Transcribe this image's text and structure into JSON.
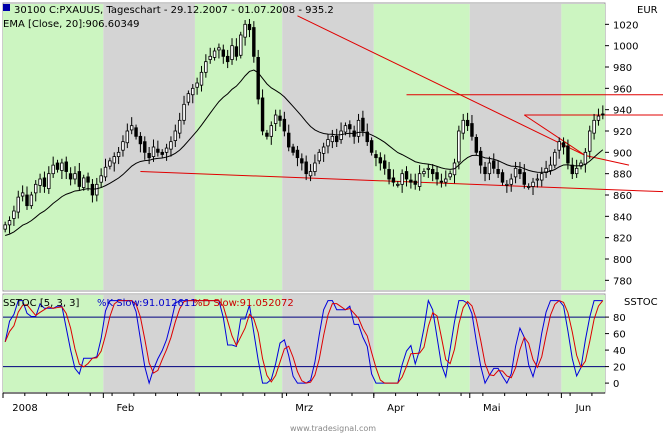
{
  "header": {
    "title": "30100  C:PXAUUS, Tageschart - 29.12.2007 - 01.07.2008 - 935.2",
    "indicator": "EMA [Close, 20]:906.60349",
    "currency": "EUR"
  },
  "stoch_header": {
    "label": "SSTOC [5, 3, 3]",
    "k_text": "%K Slow:91.012611",
    "d_text": "%D Slow:91.052072",
    "panel": "SSTOC"
  },
  "footer": {
    "watermark": "www.tradesignal.com"
  },
  "colors": {
    "band_green": "#ccf5c1",
    "band_gray": "#d4d4d4",
    "candle": "#000000",
    "trend": "#e00000",
    "k_line": "#0000dd",
    "d_line": "#dd0000",
    "ref_line": "#000080"
  },
  "chart_data": [
    {
      "type": "candlestick",
      "ylim": [
        770,
        1040
      ],
      "ytick_labels": [
        "780",
        "800",
        "820",
        "840",
        "860",
        "880",
        "900",
        "920",
        "940",
        "960",
        "980",
        "1000",
        "1020"
      ],
      "x_ticks": [
        "2008",
        "Feb",
        "Mrz",
        "Apr",
        "Mai",
        "Jun"
      ],
      "month_shading": [
        {
          "month": "2008",
          "shade": "green",
          "start": -0.5,
          "end": 22.5
        },
        {
          "month": "Feb",
          "shade": "gray",
          "start": 22.5,
          "end": 43.5
        },
        {
          "month": "Feb-end",
          "shade": "green",
          "start": 43.5,
          "end": 63.5
        },
        {
          "month": "Mrz",
          "shade": "gray",
          "start": 63.5,
          "end": 84.5
        },
        {
          "month": "Apr",
          "shade": "green",
          "start": 84.5,
          "end": 106.5
        },
        {
          "month": "Mai",
          "shade": "gray",
          "start": 106.5,
          "end": 127.5
        },
        {
          "month": "Jun",
          "shade": "green",
          "start": 127.5,
          "end": 137.5
        }
      ],
      "closes": [
        832,
        836,
        845,
        858,
        862,
        850,
        860,
        870,
        875,
        868,
        880,
        888,
        884,
        890,
        882,
        875,
        880,
        868,
        876,
        872,
        860,
        870,
        878,
        886,
        892,
        896,
        900,
        910,
        920,
        925,
        915,
        908,
        900,
        895,
        905,
        900,
        898,
        904,
        910,
        920,
        930,
        945,
        955,
        960,
        965,
        975,
        985,
        990,
        995,
        998,
        990,
        985,
        1000,
        990,
        1010,
        1020,
        1015,
        990,
        950,
        920,
        915,
        925,
        935,
        930,
        920,
        905,
        900,
        895,
        890,
        880,
        882,
        890,
        900,
        905,
        912,
        915,
        910,
        920,
        925,
        922,
        915,
        930,
        920,
        910,
        900,
        895,
        890,
        885,
        875,
        872,
        870,
        880,
        875,
        872,
        870,
        880,
        882,
        885,
        880,
        875,
        872,
        875,
        880,
        890,
        920,
        930,
        925,
        915,
        900,
        888,
        880,
        890,
        885,
        880,
        872,
        870,
        875,
        885,
        880,
        870,
        868,
        872,
        875,
        880,
        885,
        888,
        900,
        910,
        905,
        890,
        880,
        885,
        890,
        900,
        920,
        930,
        934,
        935
      ],
      "ema_label": "EMA [Close, 20]",
      "trendlines": [
        {
          "from": [
            67,
            1028
          ],
          "to": [
            133,
            897
          ]
        },
        {
          "from": [
            31,
            882
          ],
          "to": [
            158,
            862
          ]
        },
        {
          "from": [
            92,
            954
          ],
          "to": [
            158,
            954
          ]
        },
        {
          "from": [
            119,
            935
          ],
          "to": [
            158,
            935
          ]
        },
        {
          "from": [
            119,
            935
          ],
          "to": [
            133,
            897
          ]
        },
        {
          "from": [
            133,
            897
          ],
          "to": [
            143,
            888
          ]
        }
      ]
    },
    {
      "type": "line",
      "name": "SSTOC",
      "ylim": [
        -12,
        108
      ],
      "ytick_labels": [
        "0",
        "20",
        "40",
        "60",
        "80"
      ],
      "ref_levels": [
        20,
        80
      ]
    }
  ]
}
○ ○ ○ ○
### Short exercise
Give the data again exactly as written, with all pictures left out.

### Task answer
Transcribe this image's text and structure into JSON.
{
  "header": {
    "title": "30100  C:PXAUUS, Tageschart - 29.12.2007 - 01.07.2008 - 935.2",
    "indicator": "EMA [Close, 20]:906.60349",
    "currency": "EUR"
  },
  "stoch_header": {
    "label": "SSTOC [5, 3, 3]",
    "k_text": "%K Slow:91.012611",
    "d_text": "%D Slow:91.052072",
    "panel": "SSTOC"
  },
  "footer": {
    "watermark": "www.tradesignal.com"
  },
  "colors": {
    "band_green": "#ccf5c1",
    "band_gray": "#d4d4d4",
    "candle": "#000000",
    "trend": "#e00000",
    "k_line": "#0000dd",
    "d_line": "#dd0000",
    "ref_line": "#000080"
  },
  "chart_data": [
    {
      "type": "candlestick",
      "ylim": [
        770,
        1040
      ],
      "ytick_labels": [
        "780",
        "800",
        "820",
        "840",
        "860",
        "880",
        "900",
        "920",
        "940",
        "960",
        "980",
        "1000",
        "1020"
      ],
      "x_ticks": [
        "2008",
        "Feb",
        "Mrz",
        "Apr",
        "Mai",
        "Jun"
      ],
      "month_shading": [
        {
          "month": "2008",
          "shade": "green",
          "start": -0.5,
          "end": 22.5
        },
        {
          "month": "Feb",
          "shade": "gray",
          "start": 22.5,
          "end": 43.5
        },
        {
          "month": "Feb-end",
          "shade": "green",
          "start": 43.5,
          "end": 63.5
        },
        {
          "month": "Mrz",
          "shade": "gray",
          "start": 63.5,
          "end": 84.5
        },
        {
          "month": "Apr",
          "shade": "green",
          "start": 84.5,
          "end": 106.5
        },
        {
          "month": "Mai",
          "shade": "gray",
          "start": 106.5,
          "end": 127.5
        },
        {
          "month": "Jun",
          "shade": "green",
          "start": 127.5,
          "end": 137.5
        }
      ],
      "closes": [
        832,
        836,
        845,
        858,
        862,
        850,
        860,
        870,
        875,
        868,
        880,
        888,
        884,
        890,
        882,
        875,
        880,
        868,
        876,
        872,
        860,
        870,
        878,
        886,
        892,
        896,
        900,
        910,
        920,
        925,
        915,
        908,
        900,
        895,
        905,
        900,
        898,
        904,
        910,
        920,
        930,
        945,
        955,
        960,
        965,
        975,
        985,
        990,
        995,
        998,
        990,
        985,
        1000,
        990,
        1010,
        1020,
        1015,
        990,
        950,
        920,
        915,
        925,
        935,
        930,
        920,
        905,
        900,
        895,
        890,
        880,
        882,
        890,
        900,
        905,
        912,
        915,
        910,
        920,
        925,
        922,
        915,
        930,
        920,
        910,
        900,
        895,
        890,
        885,
        875,
        872,
        870,
        880,
        875,
        872,
        870,
        880,
        882,
        885,
        880,
        875,
        872,
        875,
        880,
        890,
        920,
        930,
        925,
        915,
        900,
        888,
        880,
        890,
        885,
        880,
        872,
        870,
        875,
        885,
        880,
        870,
        868,
        872,
        875,
        880,
        885,
        888,
        900,
        910,
        905,
        890,
        880,
        885,
        890,
        900,
        920,
        930,
        934,
        935
      ],
      "ema_label": "EMA [Close, 20]",
      "trendlines": [
        {
          "from": [
            67,
            1028
          ],
          "to": [
            133,
            897
          ]
        },
        {
          "from": [
            31,
            882
          ],
          "to": [
            158,
            862
          ]
        },
        {
          "from": [
            92,
            954
          ],
          "to": [
            158,
            954
          ]
        },
        {
          "from": [
            119,
            935
          ],
          "to": [
            158,
            935
          ]
        },
        {
          "from": [
            119,
            935
          ],
          "to": [
            133,
            897
          ]
        },
        {
          "from": [
            133,
            897
          ],
          "to": [
            143,
            888
          ]
        }
      ]
    },
    {
      "type": "line",
      "name": "SSTOC",
      "ylim": [
        -12,
        108
      ],
      "ytick_labels": [
        "0",
        "20",
        "40",
        "60",
        "80"
      ],
      "ref_levels": [
        20,
        80
      ]
    }
  ]
}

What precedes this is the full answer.